Your goal — All of the lines below are to be printed again exactly; images are excluded from the output.

Given records —
_ _ _ _
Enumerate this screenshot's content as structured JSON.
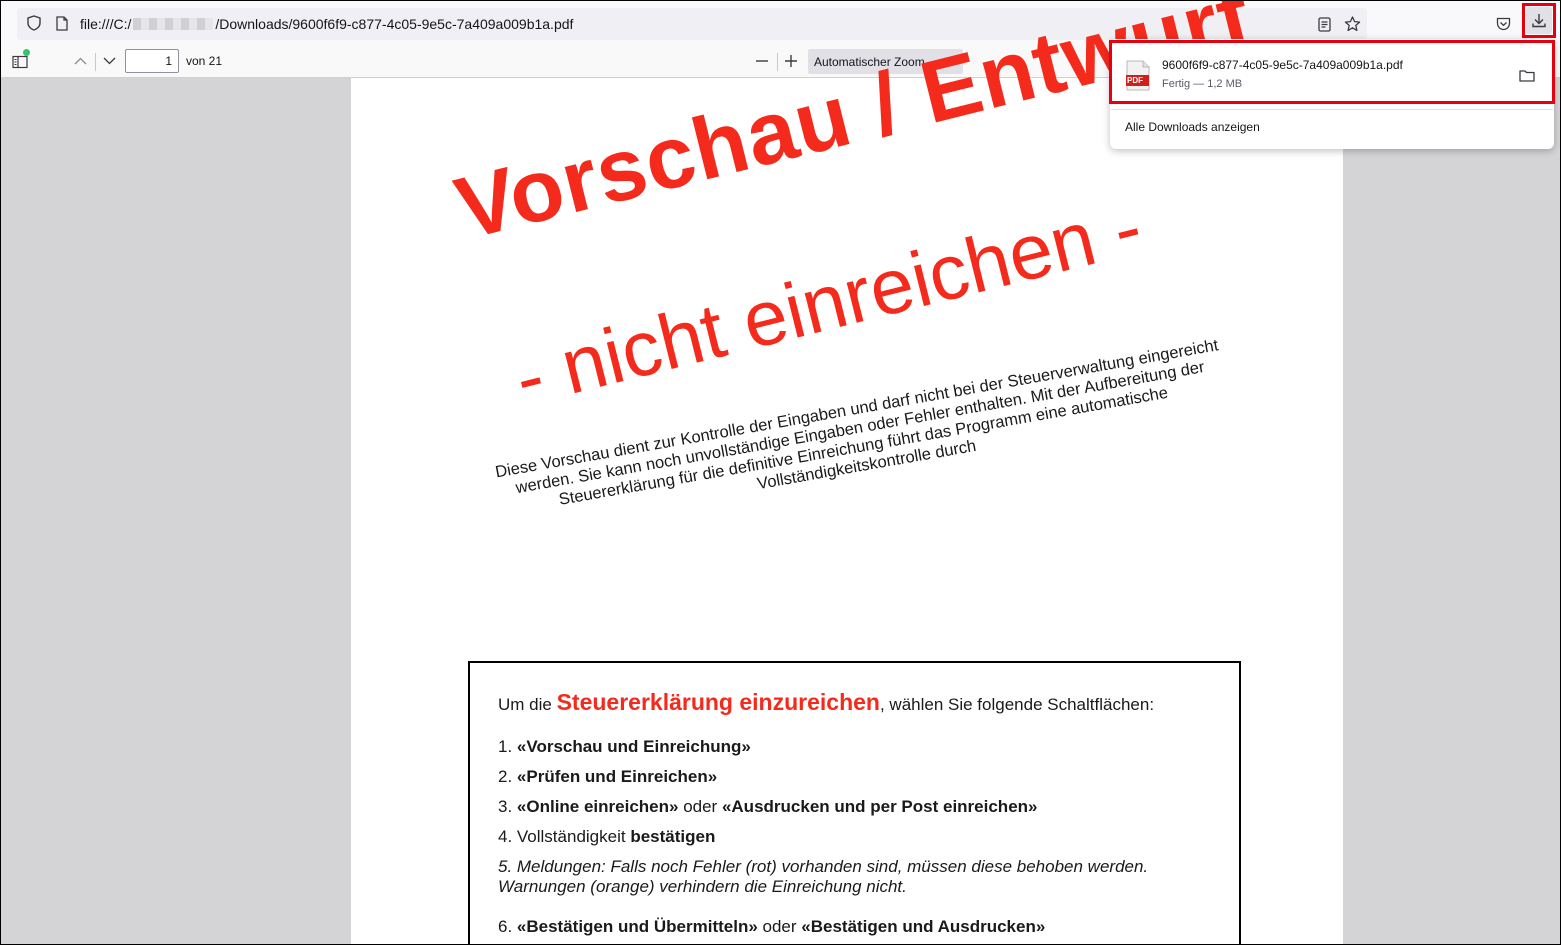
{
  "urlbar": {
    "url_prefix": "file:///C:/",
    "url_suffix": "/Downloads/9600f6f9-c877-4c05-9e5c-7a409a009b1a.pdf"
  },
  "pdf_toolbar": {
    "page_number": "1",
    "page_count_label": "von 21",
    "zoom_label": "Automatischer Zoom"
  },
  "document": {
    "watermark_title": "Vorschau / Entwurf",
    "watermark_subtitle": "- nicht einreichen -",
    "watermark_note": "Diese Vorschau dient zur Kontrolle der Eingaben und darf nicht bei der Steuerverwaltung eingereicht werden. Sie kann noch unvollständige Eingaben oder Fehler enthalten. Mit der Aufbereitung der Steuererklärung für die definitive Einreichung führt das Programm eine automatische Vollständigkeitskontrolle durch",
    "intro_prefix": "Um die ",
    "intro_highlight": "Steuererklärung einzureichen",
    "intro_suffix": ", wählen Sie folgende Schaltflächen:",
    "step1_num": "1. ",
    "step1_bold": "«Vorschau und Einreichung»",
    "step2_num": "2. ",
    "step2_bold": "«Prüfen und Einreichen»",
    "step3_num": "3. ",
    "step3_bold_a": "«Online einreichen»",
    "step3_mid": " oder ",
    "step3_bold_b": "«Ausdrucken und per Post einreichen»",
    "step4_text": "4. Vollständigkeit ",
    "step4_bold": "bestätigen",
    "step5_italic": "5. Meldungen: Falls noch Fehler (rot) vorhanden sind, müssen diese behoben werden. Warnungen (orange) verhindern die Einreichung nicht.",
    "step6_num": "6. ",
    "step6_bold_a": "«Bestätigen und Übermitteln»",
    "step6_mid": " oder ",
    "step6_bold_b": "«Bestätigen und Ausdrucken»"
  },
  "downloads_panel": {
    "file_name": "9600f6f9-c877-4c05-9e5c-7a409a009b1a.pdf",
    "file_status": "Fertig — 1,2 MB",
    "file_type_label": "PDF",
    "show_all_label": "Alle Downloads anzeigen"
  },
  "colors": {
    "watermark_red": "#f42a1c",
    "highlight_red": "#e3000f"
  }
}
_ _ _ _
Output for this exercise —
Enumerate this screenshot's content as structured JSON.
{
  "urlbar": {
    "url_prefix": "file:///C:/",
    "url_suffix": "/Downloads/9600f6f9-c877-4c05-9e5c-7a409a009b1a.pdf"
  },
  "pdf_toolbar": {
    "page_number": "1",
    "page_count_label": "von 21",
    "zoom_label": "Automatischer Zoom"
  },
  "document": {
    "watermark_title": "Vorschau / Entwurf",
    "watermark_subtitle": "- nicht einreichen -",
    "watermark_note": "Diese Vorschau dient zur Kontrolle der Eingaben und darf nicht bei der Steuerverwaltung eingereicht werden. Sie kann noch unvollständige Eingaben oder Fehler enthalten. Mit der Aufbereitung der Steuererklärung für die definitive Einreichung führt das Programm eine automatische Vollständigkeitskontrolle durch",
    "intro_prefix": "Um die ",
    "intro_highlight": "Steuererklärung einzureichen",
    "intro_suffix": ", wählen Sie folgende Schaltflächen:",
    "step1_num": "1. ",
    "step1_bold": "«Vorschau und Einreichung»",
    "step2_num": "2. ",
    "step2_bold": "«Prüfen und Einreichen»",
    "step3_num": "3. ",
    "step3_bold_a": "«Online einreichen»",
    "step3_mid": " oder ",
    "step3_bold_b": "«Ausdrucken und per Post einreichen»",
    "step4_text": "4. Vollständigkeit ",
    "step4_bold": "bestätigen",
    "step5_italic": "5. Meldungen: Falls noch Fehler (rot) vorhanden sind, müssen diese behoben werden. Warnungen (orange) verhindern die Einreichung nicht.",
    "step6_num": "6. ",
    "step6_bold_a": "«Bestätigen und Übermitteln»",
    "step6_mid": " oder ",
    "step6_bold_b": "«Bestätigen und Ausdrucken»"
  },
  "downloads_panel": {
    "file_name": "9600f6f9-c877-4c05-9e5c-7a409a009b1a.pdf",
    "file_status": "Fertig — 1,2 MB",
    "file_type_label": "PDF",
    "show_all_label": "Alle Downloads anzeigen"
  },
  "colors": {
    "watermark_red": "#f42a1c",
    "highlight_red": "#e3000f"
  }
}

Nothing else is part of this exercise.